Scan the material for the word "Visit", and copy each line where it shows up.

** Start of DATASET ENTRIES **

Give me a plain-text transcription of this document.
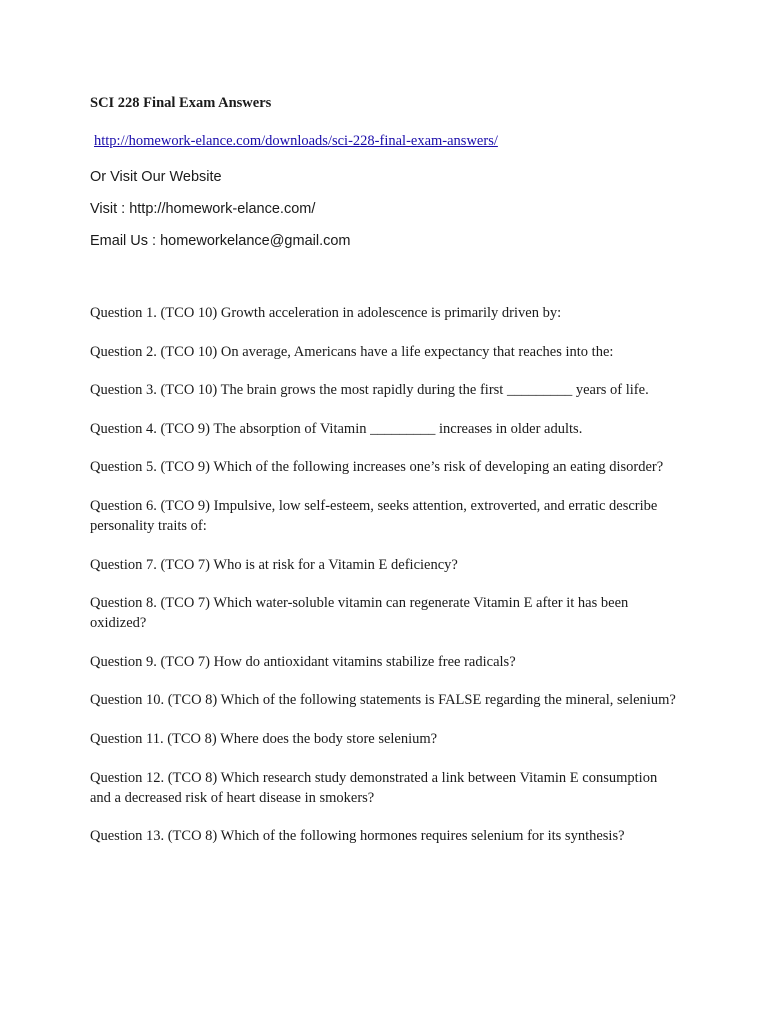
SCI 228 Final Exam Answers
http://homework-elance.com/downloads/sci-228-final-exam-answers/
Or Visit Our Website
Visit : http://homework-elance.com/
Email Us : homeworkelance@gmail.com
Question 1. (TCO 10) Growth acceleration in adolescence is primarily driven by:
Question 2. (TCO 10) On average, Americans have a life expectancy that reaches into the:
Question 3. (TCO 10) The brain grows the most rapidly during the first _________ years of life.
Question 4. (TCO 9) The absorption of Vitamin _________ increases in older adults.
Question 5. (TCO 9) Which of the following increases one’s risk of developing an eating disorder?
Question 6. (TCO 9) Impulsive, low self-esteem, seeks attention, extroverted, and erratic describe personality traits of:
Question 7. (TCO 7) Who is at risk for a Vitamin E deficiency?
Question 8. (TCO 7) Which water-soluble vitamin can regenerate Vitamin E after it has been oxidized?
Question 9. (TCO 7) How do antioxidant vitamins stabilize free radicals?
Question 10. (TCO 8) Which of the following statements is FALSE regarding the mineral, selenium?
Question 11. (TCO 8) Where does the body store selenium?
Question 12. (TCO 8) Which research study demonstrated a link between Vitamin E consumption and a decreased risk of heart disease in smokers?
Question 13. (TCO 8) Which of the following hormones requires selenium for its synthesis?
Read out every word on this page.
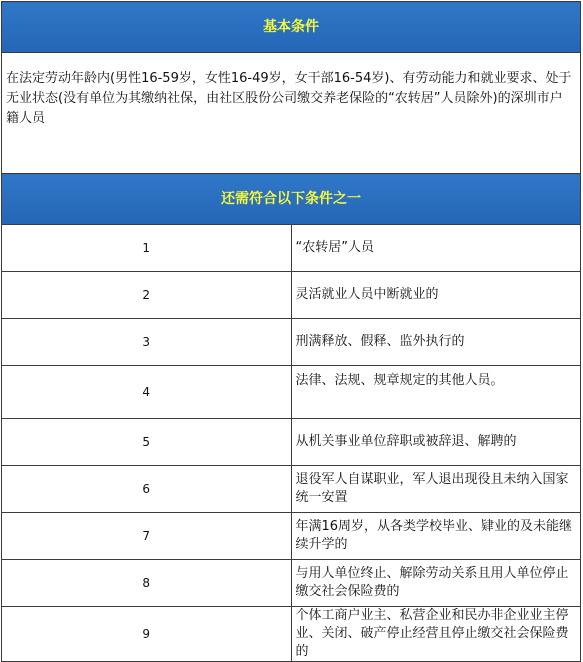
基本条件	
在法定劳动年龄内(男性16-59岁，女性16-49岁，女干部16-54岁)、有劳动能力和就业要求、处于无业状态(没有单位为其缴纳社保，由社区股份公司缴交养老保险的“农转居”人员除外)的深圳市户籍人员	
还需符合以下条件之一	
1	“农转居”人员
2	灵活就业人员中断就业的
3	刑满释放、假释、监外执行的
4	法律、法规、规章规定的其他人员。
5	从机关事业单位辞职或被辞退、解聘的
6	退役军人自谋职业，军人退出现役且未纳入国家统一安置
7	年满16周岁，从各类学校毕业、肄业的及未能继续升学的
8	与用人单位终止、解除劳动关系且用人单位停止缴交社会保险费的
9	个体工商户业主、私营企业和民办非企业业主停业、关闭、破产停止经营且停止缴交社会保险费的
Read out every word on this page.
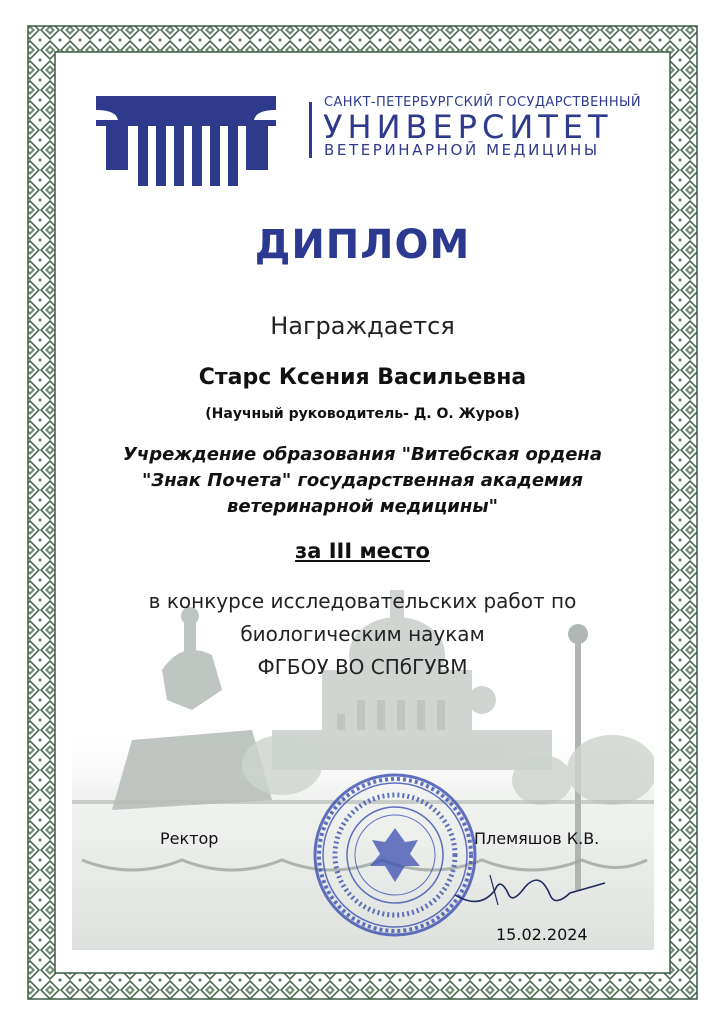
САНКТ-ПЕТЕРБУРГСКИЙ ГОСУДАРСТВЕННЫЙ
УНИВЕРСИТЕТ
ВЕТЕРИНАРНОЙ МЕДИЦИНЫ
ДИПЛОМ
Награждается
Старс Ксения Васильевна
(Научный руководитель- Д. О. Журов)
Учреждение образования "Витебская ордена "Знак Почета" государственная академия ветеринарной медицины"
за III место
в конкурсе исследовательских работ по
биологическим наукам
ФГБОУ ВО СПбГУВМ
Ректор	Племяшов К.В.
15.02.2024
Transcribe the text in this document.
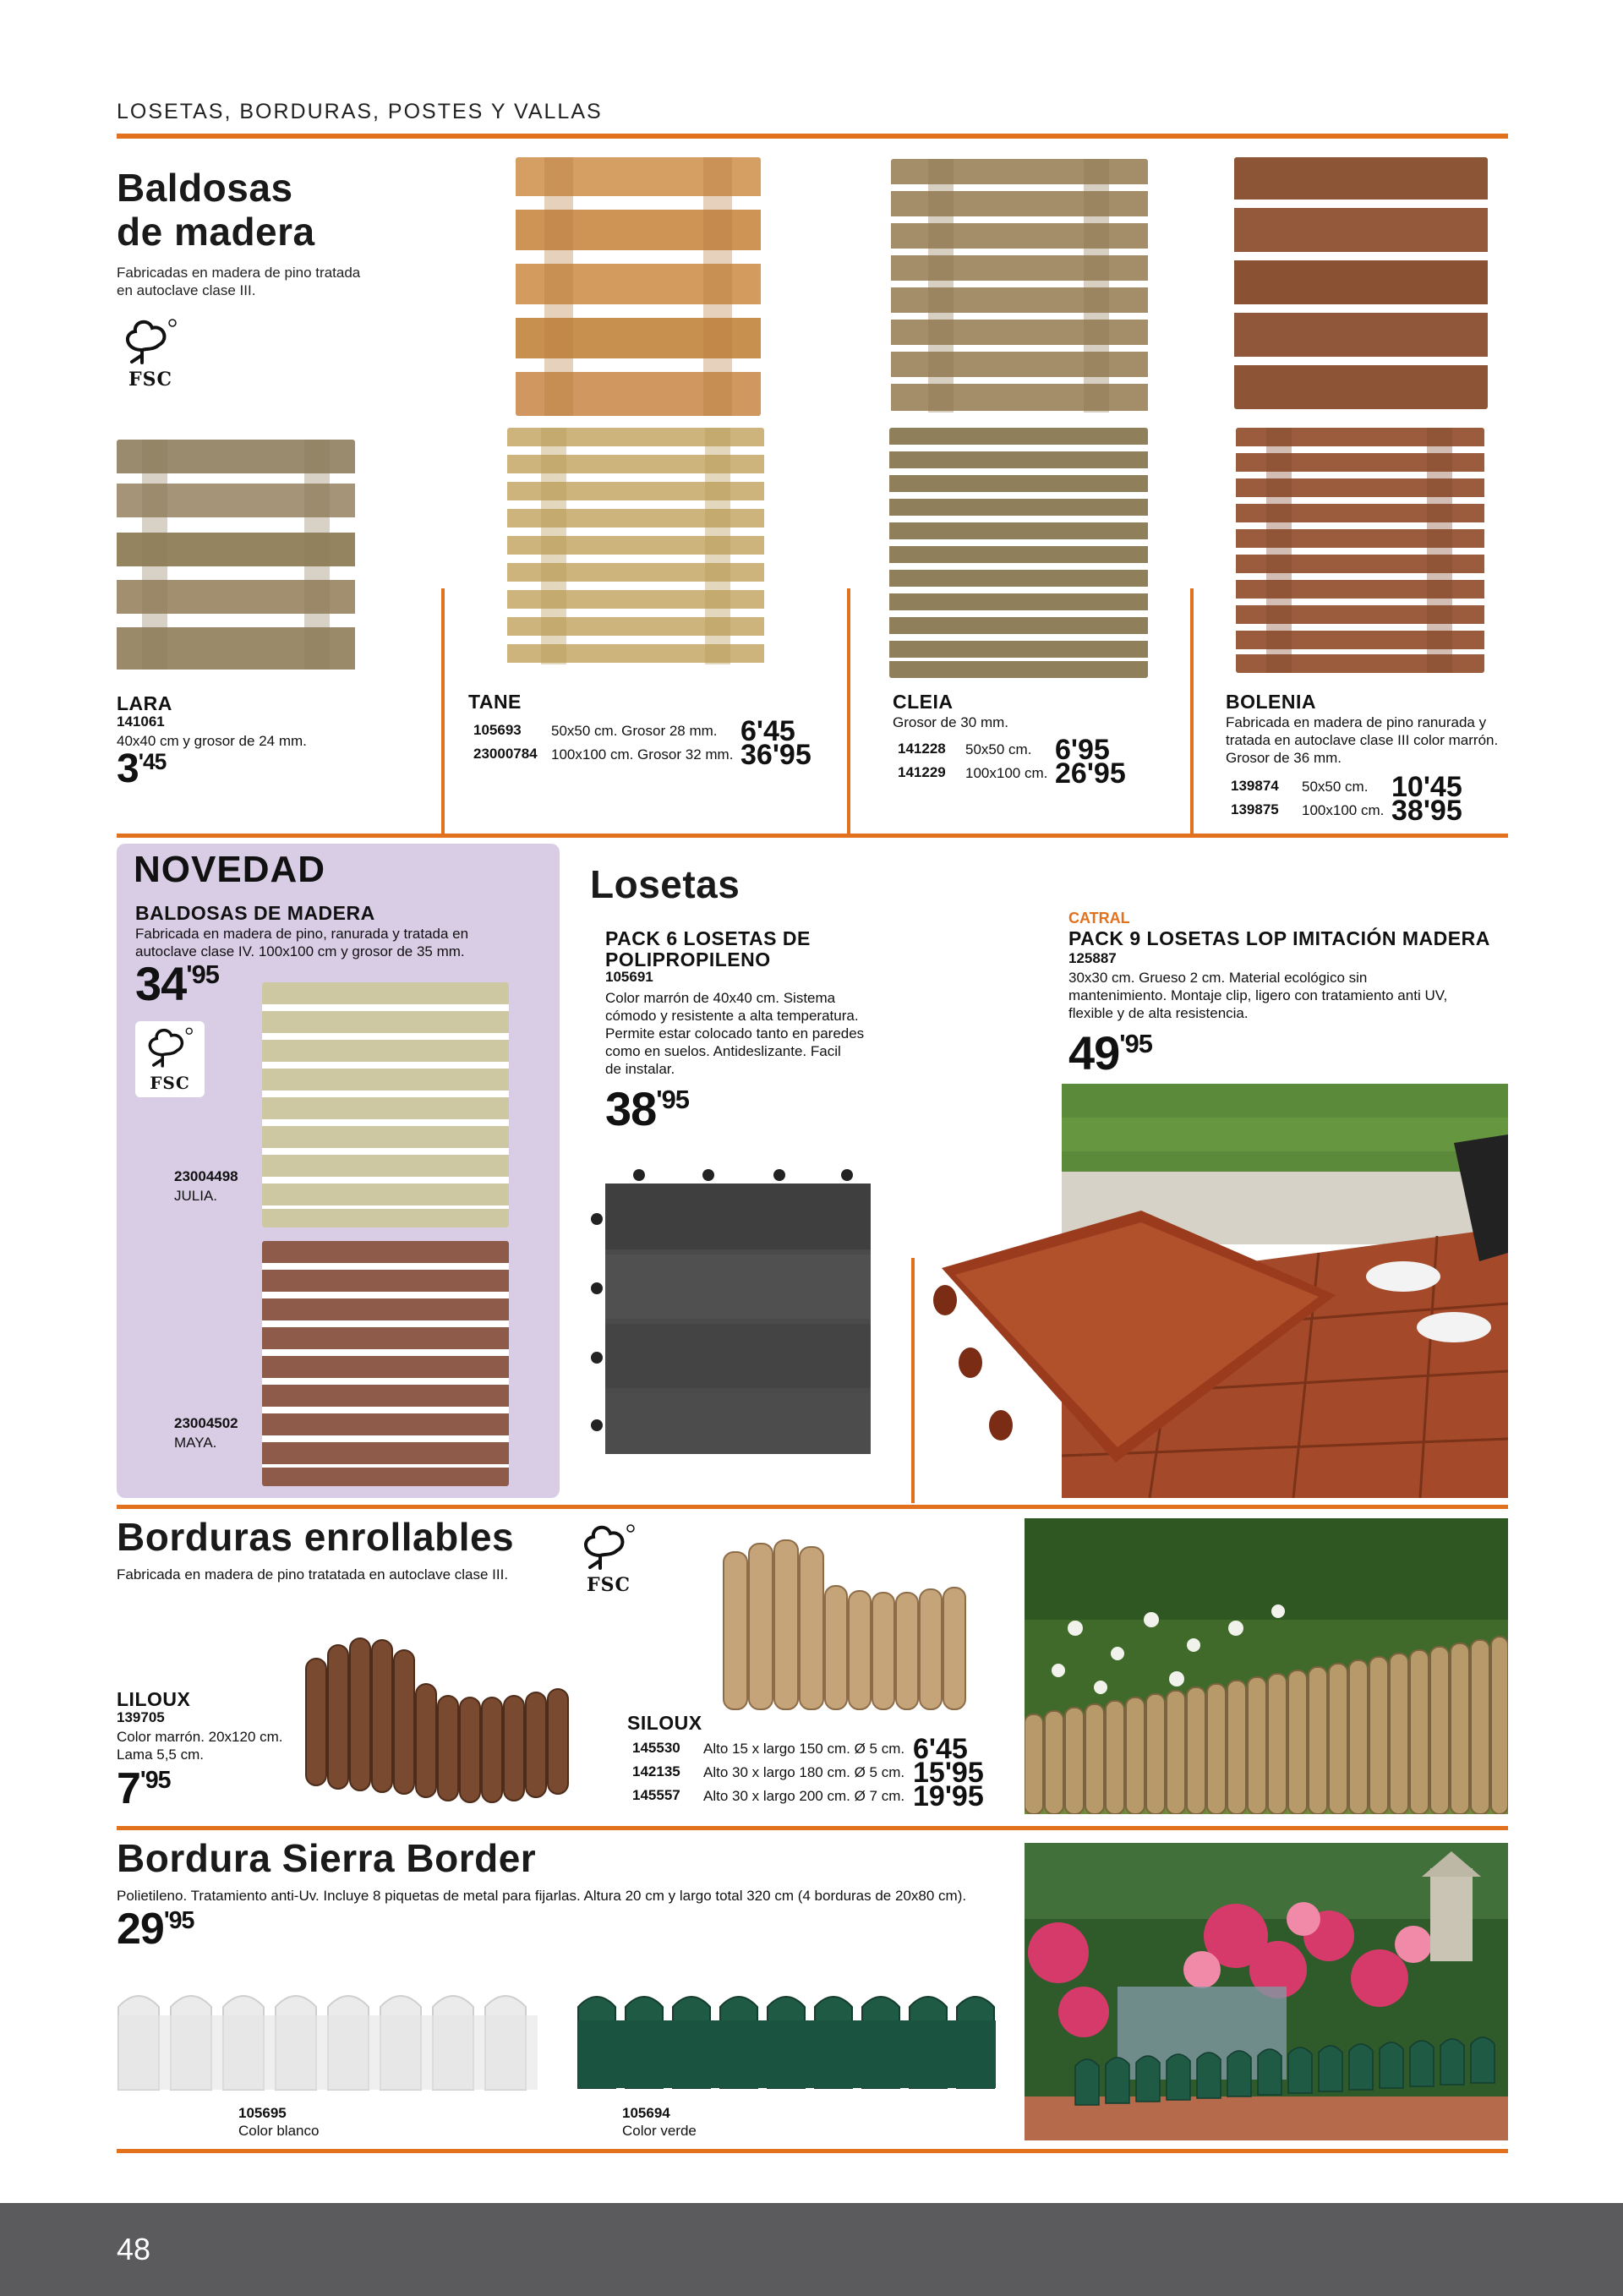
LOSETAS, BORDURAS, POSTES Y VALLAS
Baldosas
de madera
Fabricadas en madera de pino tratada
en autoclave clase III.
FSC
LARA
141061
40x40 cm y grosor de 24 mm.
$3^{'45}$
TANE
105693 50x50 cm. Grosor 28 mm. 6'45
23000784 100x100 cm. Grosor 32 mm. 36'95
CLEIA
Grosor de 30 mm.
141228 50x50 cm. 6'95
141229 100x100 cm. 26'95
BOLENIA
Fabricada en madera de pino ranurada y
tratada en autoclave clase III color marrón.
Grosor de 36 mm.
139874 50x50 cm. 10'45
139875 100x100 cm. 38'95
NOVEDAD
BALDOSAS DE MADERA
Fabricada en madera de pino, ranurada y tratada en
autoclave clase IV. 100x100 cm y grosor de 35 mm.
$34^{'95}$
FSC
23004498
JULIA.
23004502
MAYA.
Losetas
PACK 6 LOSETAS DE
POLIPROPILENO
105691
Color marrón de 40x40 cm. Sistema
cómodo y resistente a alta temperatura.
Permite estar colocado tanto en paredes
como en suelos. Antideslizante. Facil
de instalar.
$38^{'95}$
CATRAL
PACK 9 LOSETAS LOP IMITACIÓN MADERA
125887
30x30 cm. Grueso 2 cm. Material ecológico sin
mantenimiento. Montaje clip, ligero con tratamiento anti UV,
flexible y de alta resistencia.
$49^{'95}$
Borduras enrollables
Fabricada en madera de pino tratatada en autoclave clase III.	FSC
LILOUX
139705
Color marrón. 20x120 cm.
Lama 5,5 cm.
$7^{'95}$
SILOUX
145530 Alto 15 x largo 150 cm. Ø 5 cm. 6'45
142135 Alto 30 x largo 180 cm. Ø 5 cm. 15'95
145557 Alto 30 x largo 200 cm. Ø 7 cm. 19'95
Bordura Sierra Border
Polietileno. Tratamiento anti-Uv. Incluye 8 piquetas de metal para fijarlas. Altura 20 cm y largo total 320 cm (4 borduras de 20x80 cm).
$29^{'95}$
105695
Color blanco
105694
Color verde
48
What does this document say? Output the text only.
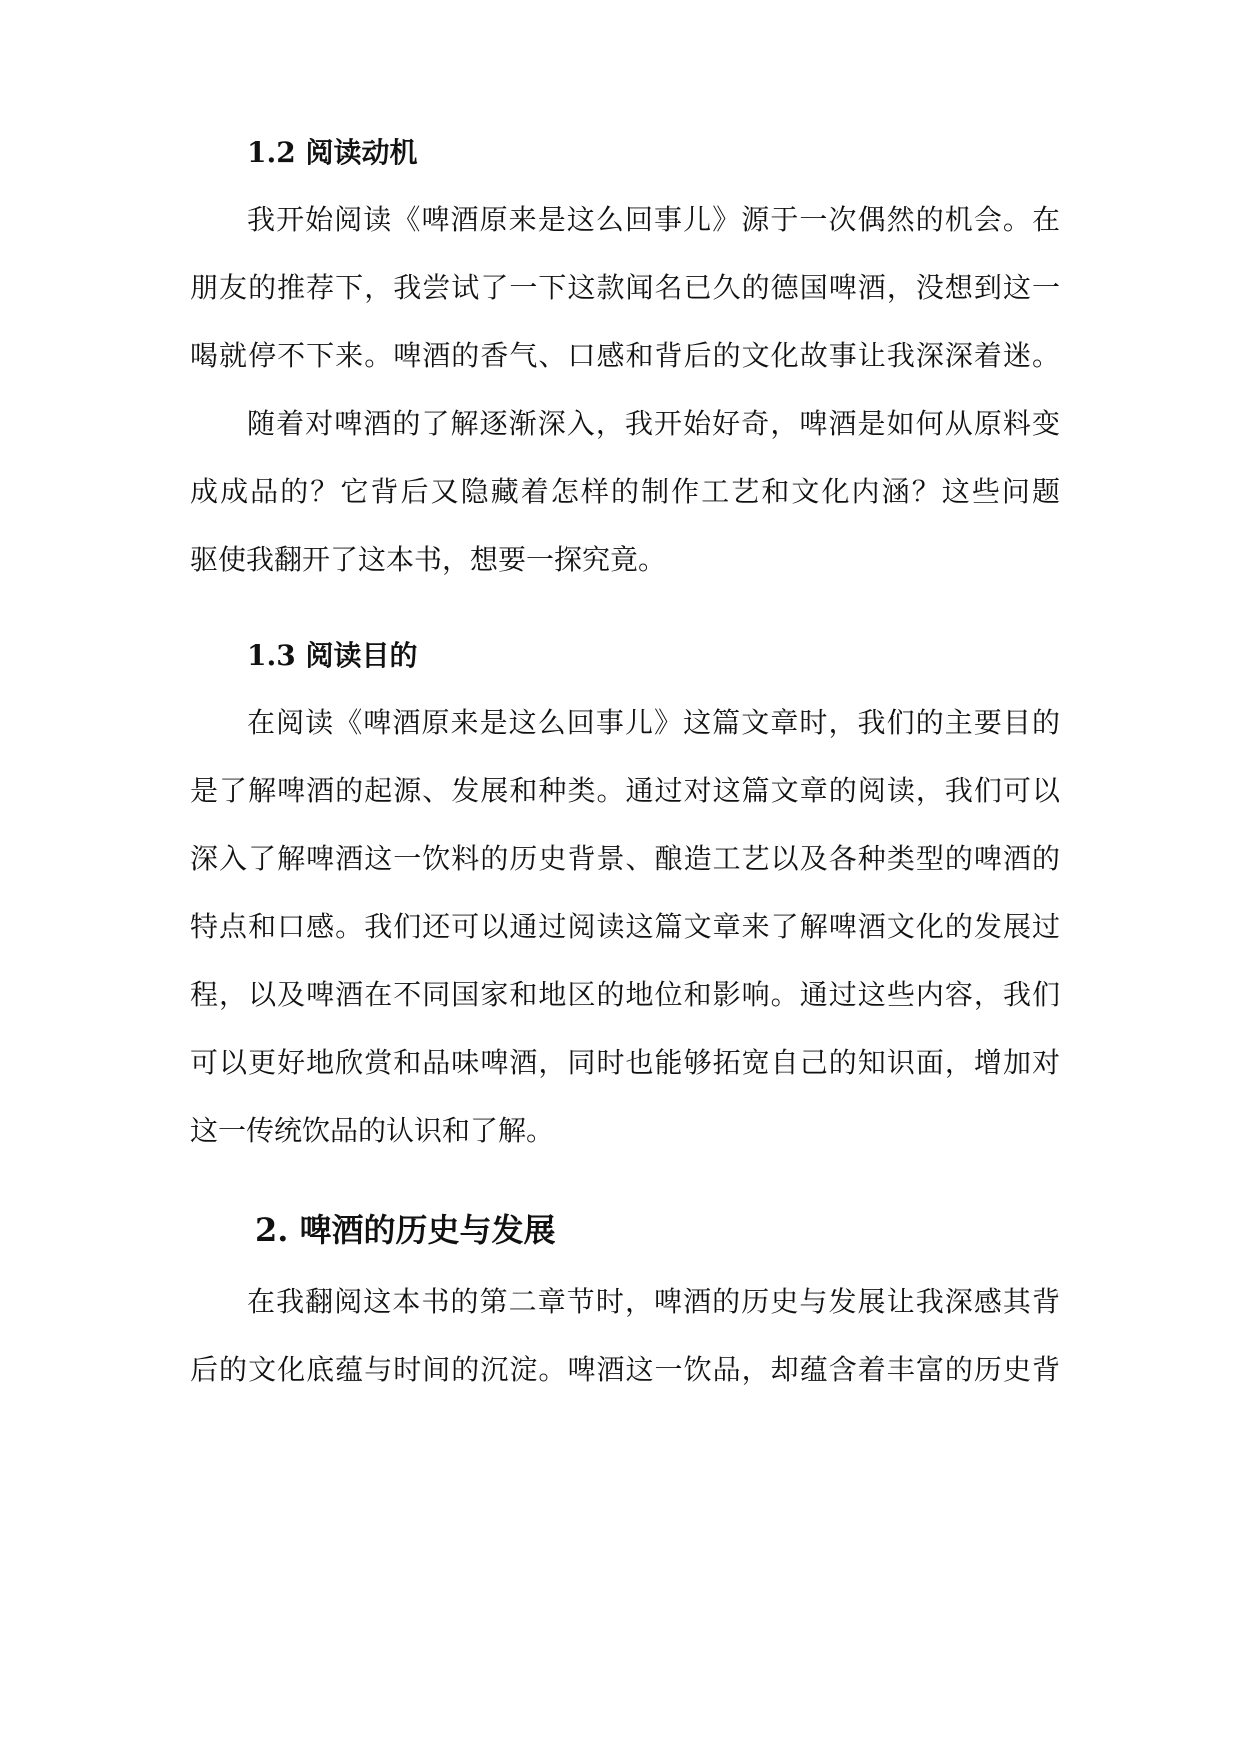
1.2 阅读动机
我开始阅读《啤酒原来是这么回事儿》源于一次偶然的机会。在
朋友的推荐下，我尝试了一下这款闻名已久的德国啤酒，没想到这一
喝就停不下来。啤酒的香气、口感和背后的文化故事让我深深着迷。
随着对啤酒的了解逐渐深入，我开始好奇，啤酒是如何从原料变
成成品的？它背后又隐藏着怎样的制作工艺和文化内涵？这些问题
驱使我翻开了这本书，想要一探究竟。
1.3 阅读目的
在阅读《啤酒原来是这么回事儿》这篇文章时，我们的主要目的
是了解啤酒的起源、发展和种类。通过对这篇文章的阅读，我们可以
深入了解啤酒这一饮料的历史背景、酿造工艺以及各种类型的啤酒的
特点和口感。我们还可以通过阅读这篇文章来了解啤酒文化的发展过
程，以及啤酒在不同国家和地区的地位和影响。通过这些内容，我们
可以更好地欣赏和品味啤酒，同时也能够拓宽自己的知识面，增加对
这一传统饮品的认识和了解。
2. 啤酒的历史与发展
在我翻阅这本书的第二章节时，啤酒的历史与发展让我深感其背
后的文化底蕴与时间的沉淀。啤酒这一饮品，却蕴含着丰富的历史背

** End of DATASET ENTRIES **

### CORRECT RESULT
Or Visit Our Website
Visit : http://homework-elance.com/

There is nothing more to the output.